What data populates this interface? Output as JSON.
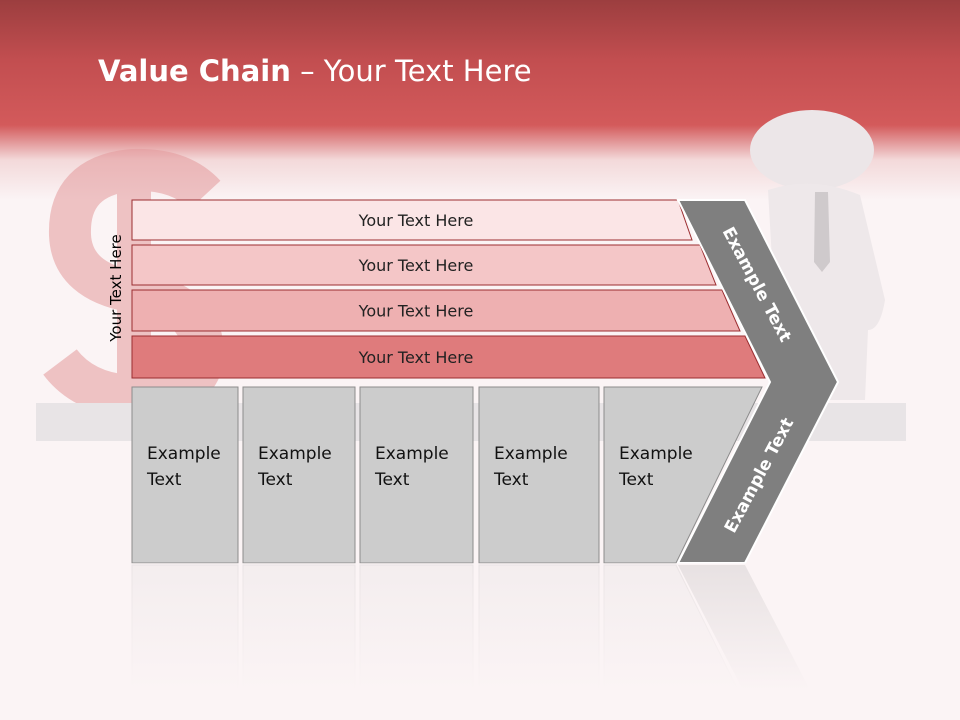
{
  "title": {
    "bold": "Value Chain",
    "rest": " – Your Text Here"
  },
  "side_label": "Your Text Here",
  "bars": [
    {
      "label": "Your Text Here",
      "color": "#fbe5e6"
    },
    {
      "label": "Your Text Here",
      "color": "#f4c6c7"
    },
    {
      "label": "Your Text Here",
      "color": "#eeb0b1"
    },
    {
      "label": "Your Text Here",
      "color": "#df7b7c"
    }
  ],
  "boxes": [
    {
      "line1": "Example",
      "line2": "Text"
    },
    {
      "line1": "Example",
      "line2": "Text"
    },
    {
      "line1": "Example",
      "line2": "Text"
    },
    {
      "line1": "Example",
      "line2": "Text"
    },
    {
      "line1": "Example",
      "line2": "Text"
    }
  ],
  "chevron": {
    "top_label": "Example Text",
    "bottom_label": "Example Text",
    "color": "#7f7f7f"
  },
  "colors": {
    "header": "#c24e50",
    "box": "#cccccc",
    "bar_border": "#9b2d30"
  },
  "background_icons": [
    "dollar-sign-icon",
    "businessman-figure-icon"
  ]
}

Work to be completed:
Copy out all the data without changing anything, and drop the pictures.

Answer in full:
What data populates this interface? Output as JSON.
{
  "title": {
    "bold": "Value Chain",
    "rest": " – Your Text Here"
  },
  "side_label": "Your Text Here",
  "bars": [
    {
      "label": "Your Text Here",
      "color": "#fbe5e6"
    },
    {
      "label": "Your Text Here",
      "color": "#f4c6c7"
    },
    {
      "label": "Your Text Here",
      "color": "#eeb0b1"
    },
    {
      "label": "Your Text Here",
      "color": "#df7b7c"
    }
  ],
  "boxes": [
    {
      "line1": "Example",
      "line2": "Text"
    },
    {
      "line1": "Example",
      "line2": "Text"
    },
    {
      "line1": "Example",
      "line2": "Text"
    },
    {
      "line1": "Example",
      "line2": "Text"
    },
    {
      "line1": "Example",
      "line2": "Text"
    }
  ],
  "chevron": {
    "top_label": "Example Text",
    "bottom_label": "Example Text",
    "color": "#7f7f7f"
  },
  "colors": {
    "header": "#c24e50",
    "box": "#cccccc",
    "bar_border": "#9b2d30"
  },
  "background_icons": [
    "dollar-sign-icon",
    "businessman-figure-icon"
  ]
}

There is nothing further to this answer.